(To be done) Keep only the lines of the data below that contain "営業二課売上成績", and copy them.

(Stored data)
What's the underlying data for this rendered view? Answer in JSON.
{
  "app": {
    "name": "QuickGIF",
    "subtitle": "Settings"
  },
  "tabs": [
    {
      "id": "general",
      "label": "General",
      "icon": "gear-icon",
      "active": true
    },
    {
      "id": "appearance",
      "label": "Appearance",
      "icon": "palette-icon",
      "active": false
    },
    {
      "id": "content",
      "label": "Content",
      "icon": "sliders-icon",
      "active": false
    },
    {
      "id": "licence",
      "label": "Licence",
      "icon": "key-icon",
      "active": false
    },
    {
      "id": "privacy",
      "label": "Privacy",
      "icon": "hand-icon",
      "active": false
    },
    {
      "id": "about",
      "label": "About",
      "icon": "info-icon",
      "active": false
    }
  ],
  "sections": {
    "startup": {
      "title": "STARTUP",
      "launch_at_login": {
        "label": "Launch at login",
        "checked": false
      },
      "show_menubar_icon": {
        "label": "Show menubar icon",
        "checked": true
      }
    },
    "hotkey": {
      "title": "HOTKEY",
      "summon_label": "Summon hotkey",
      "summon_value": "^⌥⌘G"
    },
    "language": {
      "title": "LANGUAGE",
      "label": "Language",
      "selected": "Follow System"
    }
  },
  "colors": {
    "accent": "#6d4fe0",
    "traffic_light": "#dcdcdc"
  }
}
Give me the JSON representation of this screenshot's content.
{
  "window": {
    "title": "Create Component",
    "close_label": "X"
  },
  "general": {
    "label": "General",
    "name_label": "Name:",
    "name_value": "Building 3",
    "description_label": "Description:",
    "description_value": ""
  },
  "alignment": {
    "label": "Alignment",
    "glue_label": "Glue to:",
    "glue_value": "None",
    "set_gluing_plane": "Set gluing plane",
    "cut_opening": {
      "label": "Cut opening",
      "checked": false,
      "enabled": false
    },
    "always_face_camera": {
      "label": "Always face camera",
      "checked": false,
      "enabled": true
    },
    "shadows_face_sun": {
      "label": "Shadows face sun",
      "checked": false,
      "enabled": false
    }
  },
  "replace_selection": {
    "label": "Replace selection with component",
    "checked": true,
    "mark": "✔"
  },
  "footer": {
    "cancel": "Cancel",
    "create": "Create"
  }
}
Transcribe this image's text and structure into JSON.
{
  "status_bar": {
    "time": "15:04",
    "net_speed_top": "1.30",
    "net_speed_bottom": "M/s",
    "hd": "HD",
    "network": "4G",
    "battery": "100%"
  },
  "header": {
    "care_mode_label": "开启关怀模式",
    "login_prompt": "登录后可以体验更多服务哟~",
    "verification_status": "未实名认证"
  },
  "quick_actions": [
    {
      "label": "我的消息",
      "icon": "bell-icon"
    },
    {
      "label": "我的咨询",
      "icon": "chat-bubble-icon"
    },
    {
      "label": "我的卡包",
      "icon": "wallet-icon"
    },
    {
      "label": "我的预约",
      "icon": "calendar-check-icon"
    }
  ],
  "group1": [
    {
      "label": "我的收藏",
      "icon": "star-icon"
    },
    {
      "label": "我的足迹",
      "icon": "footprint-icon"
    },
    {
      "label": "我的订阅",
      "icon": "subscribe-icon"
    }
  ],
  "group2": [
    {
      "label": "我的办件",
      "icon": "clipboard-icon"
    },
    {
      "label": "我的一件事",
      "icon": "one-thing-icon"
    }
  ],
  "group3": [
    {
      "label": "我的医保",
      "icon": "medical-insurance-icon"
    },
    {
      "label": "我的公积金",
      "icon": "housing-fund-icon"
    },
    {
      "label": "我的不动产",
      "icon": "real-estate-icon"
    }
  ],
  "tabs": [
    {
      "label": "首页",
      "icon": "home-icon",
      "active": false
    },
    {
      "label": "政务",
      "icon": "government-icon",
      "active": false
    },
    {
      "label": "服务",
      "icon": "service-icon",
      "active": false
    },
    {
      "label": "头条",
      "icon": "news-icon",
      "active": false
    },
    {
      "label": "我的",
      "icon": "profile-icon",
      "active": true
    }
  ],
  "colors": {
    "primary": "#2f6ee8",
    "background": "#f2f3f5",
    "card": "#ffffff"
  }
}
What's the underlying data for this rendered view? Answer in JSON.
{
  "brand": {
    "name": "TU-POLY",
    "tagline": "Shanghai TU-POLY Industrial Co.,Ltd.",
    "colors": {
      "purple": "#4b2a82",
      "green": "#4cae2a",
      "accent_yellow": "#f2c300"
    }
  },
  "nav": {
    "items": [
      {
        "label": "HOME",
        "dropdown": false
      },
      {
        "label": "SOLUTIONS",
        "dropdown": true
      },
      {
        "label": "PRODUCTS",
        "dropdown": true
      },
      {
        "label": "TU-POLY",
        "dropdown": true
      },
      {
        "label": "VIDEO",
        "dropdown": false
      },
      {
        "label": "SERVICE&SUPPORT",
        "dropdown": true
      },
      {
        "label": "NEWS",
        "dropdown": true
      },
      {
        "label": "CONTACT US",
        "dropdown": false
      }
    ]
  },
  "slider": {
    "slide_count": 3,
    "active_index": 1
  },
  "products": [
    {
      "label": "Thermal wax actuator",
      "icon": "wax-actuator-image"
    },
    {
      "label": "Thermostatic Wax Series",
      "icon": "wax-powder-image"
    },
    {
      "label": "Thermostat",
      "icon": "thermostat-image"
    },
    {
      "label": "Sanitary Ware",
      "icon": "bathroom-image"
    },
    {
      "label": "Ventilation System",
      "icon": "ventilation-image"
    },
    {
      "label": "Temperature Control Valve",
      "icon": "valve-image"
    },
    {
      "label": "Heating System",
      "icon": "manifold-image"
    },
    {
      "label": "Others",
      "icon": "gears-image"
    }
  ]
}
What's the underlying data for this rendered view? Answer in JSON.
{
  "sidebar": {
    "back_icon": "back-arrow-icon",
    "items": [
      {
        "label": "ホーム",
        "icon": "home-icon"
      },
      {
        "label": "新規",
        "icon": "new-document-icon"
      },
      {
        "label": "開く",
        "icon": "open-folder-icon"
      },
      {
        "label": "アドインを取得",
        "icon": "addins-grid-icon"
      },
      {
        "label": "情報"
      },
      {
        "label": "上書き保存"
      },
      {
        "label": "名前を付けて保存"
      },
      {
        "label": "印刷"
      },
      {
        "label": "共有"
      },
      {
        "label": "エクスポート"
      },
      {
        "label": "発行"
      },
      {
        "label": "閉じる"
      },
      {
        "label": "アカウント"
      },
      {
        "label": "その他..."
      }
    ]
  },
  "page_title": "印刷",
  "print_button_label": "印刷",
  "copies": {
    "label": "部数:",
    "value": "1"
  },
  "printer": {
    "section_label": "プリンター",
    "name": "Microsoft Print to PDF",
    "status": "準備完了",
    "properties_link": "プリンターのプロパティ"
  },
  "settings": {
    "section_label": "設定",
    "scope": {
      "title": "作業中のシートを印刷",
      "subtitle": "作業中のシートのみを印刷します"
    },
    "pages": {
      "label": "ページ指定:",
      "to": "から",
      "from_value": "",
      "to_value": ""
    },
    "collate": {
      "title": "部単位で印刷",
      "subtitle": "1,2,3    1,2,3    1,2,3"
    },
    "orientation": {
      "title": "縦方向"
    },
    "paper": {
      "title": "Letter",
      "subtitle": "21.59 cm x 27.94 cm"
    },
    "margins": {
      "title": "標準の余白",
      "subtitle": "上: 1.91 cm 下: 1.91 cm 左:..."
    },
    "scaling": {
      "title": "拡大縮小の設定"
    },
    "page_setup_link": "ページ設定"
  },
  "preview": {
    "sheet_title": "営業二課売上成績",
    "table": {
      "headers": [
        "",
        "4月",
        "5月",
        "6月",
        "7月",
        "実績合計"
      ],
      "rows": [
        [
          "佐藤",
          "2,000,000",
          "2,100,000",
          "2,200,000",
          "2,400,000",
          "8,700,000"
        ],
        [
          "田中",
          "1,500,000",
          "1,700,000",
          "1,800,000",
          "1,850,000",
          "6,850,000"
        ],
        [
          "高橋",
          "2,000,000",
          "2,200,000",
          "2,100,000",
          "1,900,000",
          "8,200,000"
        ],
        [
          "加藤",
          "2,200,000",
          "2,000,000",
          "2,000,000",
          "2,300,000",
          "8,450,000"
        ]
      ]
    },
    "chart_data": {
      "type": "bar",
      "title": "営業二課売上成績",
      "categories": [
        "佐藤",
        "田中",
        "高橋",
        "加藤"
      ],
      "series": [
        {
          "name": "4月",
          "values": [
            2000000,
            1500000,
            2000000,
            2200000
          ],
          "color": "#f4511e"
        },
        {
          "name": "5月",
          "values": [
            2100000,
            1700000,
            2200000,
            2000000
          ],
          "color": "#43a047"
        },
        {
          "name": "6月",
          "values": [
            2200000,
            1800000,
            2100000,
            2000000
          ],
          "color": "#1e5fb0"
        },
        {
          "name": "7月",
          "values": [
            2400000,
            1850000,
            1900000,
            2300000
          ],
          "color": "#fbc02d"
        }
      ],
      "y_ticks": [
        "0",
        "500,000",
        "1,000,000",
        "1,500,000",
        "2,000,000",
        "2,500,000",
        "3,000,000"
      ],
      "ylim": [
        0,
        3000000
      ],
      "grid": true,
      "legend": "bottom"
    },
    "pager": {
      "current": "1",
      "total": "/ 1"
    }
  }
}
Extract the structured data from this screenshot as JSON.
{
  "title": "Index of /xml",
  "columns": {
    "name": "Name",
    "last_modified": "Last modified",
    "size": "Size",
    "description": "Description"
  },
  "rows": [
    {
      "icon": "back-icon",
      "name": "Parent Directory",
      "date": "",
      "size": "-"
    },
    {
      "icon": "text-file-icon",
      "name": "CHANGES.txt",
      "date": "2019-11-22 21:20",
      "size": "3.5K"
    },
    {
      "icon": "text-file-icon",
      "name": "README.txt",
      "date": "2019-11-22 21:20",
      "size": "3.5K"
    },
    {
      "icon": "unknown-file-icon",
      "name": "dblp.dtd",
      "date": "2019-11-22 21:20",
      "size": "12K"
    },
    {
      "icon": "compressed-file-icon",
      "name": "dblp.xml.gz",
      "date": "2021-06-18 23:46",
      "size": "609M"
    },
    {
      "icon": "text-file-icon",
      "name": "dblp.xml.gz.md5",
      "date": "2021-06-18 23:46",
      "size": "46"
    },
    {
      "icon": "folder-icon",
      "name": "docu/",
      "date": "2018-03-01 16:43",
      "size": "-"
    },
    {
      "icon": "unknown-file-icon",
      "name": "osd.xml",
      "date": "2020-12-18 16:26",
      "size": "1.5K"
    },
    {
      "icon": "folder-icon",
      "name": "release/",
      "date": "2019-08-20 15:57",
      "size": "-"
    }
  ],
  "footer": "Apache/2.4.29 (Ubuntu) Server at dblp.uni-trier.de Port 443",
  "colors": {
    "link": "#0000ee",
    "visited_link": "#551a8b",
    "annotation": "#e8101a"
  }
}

(Response)
    "sheet_title": "営業二課売上成績",
      "title": "営業二課売上成績",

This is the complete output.